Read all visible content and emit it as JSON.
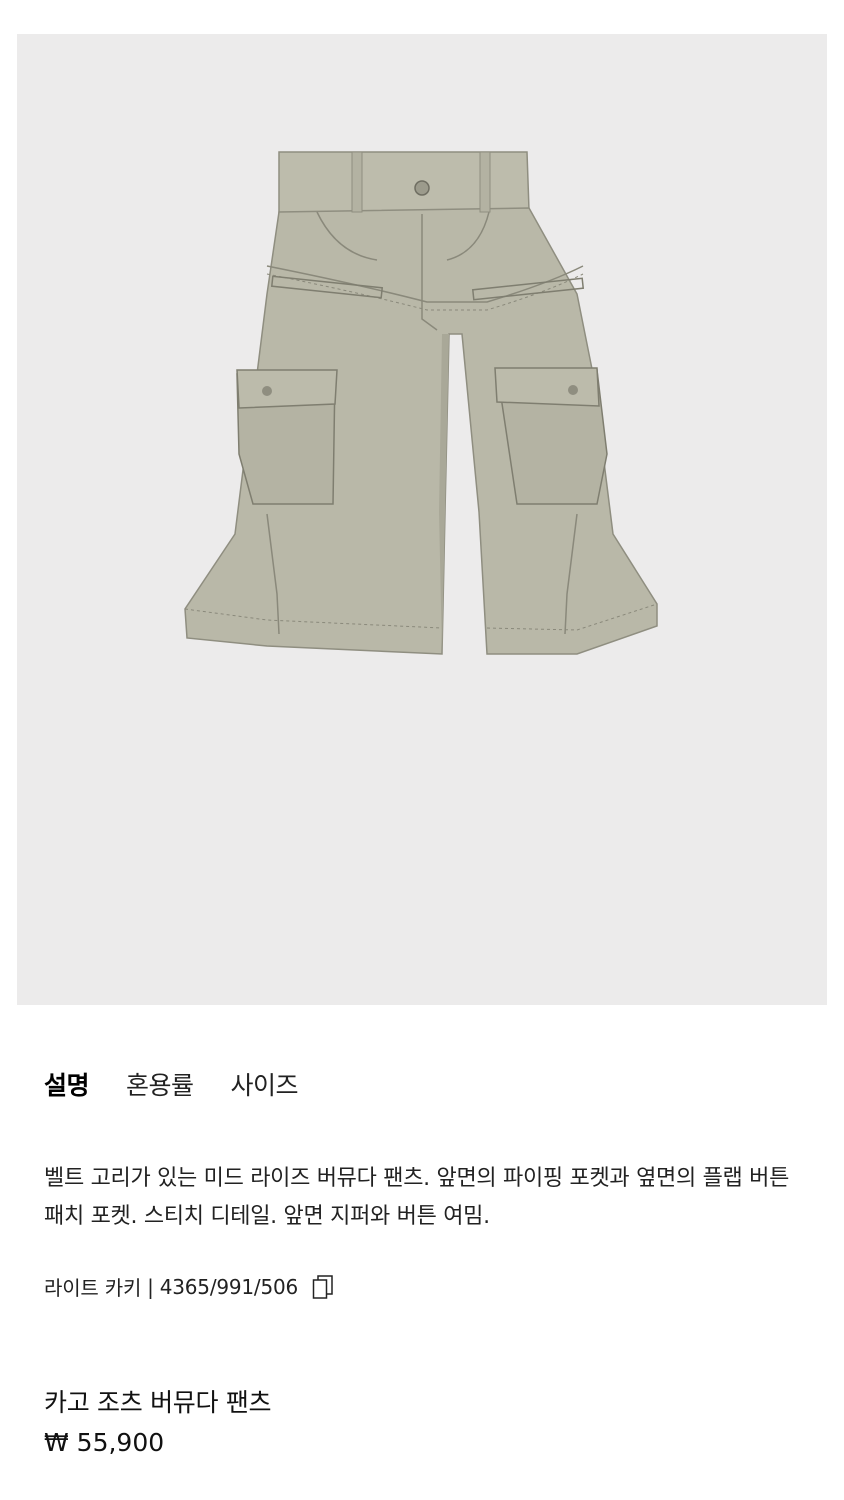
{
  "tabs": [
    {
      "label": "설명",
      "active": true
    },
    {
      "label": "혼용률",
      "active": false
    },
    {
      "label": "사이즈",
      "active": false
    }
  ],
  "description": "벨트 고리가 있는 미드 라이즈 버뮤다 팬츠. 앞면의 파이핑 포켓과 옆면의 플랩 버튼 패치 포켓. 스티치 디테일. 앞면 지퍼와 버튼 여밈.",
  "meta": {
    "color": "라이트 카키",
    "separator": "|",
    "reference": "4365/991/506",
    "copy_icon": "copy-icon"
  },
  "product": {
    "name": "카고 조츠 버뮤다 팬츠",
    "price": "₩ 55,900"
  },
  "image": {
    "background_color": "#ecebeb",
    "garment_color": "#b9b8a8"
  }
}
------------
**What you need to do:** Reproduce all of the entries word for word, skipping any pictures they hold.

**Solution for this problem:**
Read all visible content and emit it as JSON.
{
  "tabs": [
    {
      "label": "설명",
      "active": true
    },
    {
      "label": "혼용률",
      "active": false
    },
    {
      "label": "사이즈",
      "active": false
    }
  ],
  "description": "벨트 고리가 있는 미드 라이즈 버뮤다 팬츠. 앞면의 파이핑 포켓과 옆면의 플랩 버튼 패치 포켓. 스티치 디테일. 앞면 지퍼와 버튼 여밈.",
  "meta": {
    "color": "라이트 카키",
    "separator": "|",
    "reference": "4365/991/506",
    "copy_icon": "copy-icon"
  },
  "product": {
    "name": "카고 조츠 버뮤다 팬츠",
    "price": "₩ 55,900"
  },
  "image": {
    "background_color": "#ecebeb",
    "garment_color": "#b9b8a8"
  }
}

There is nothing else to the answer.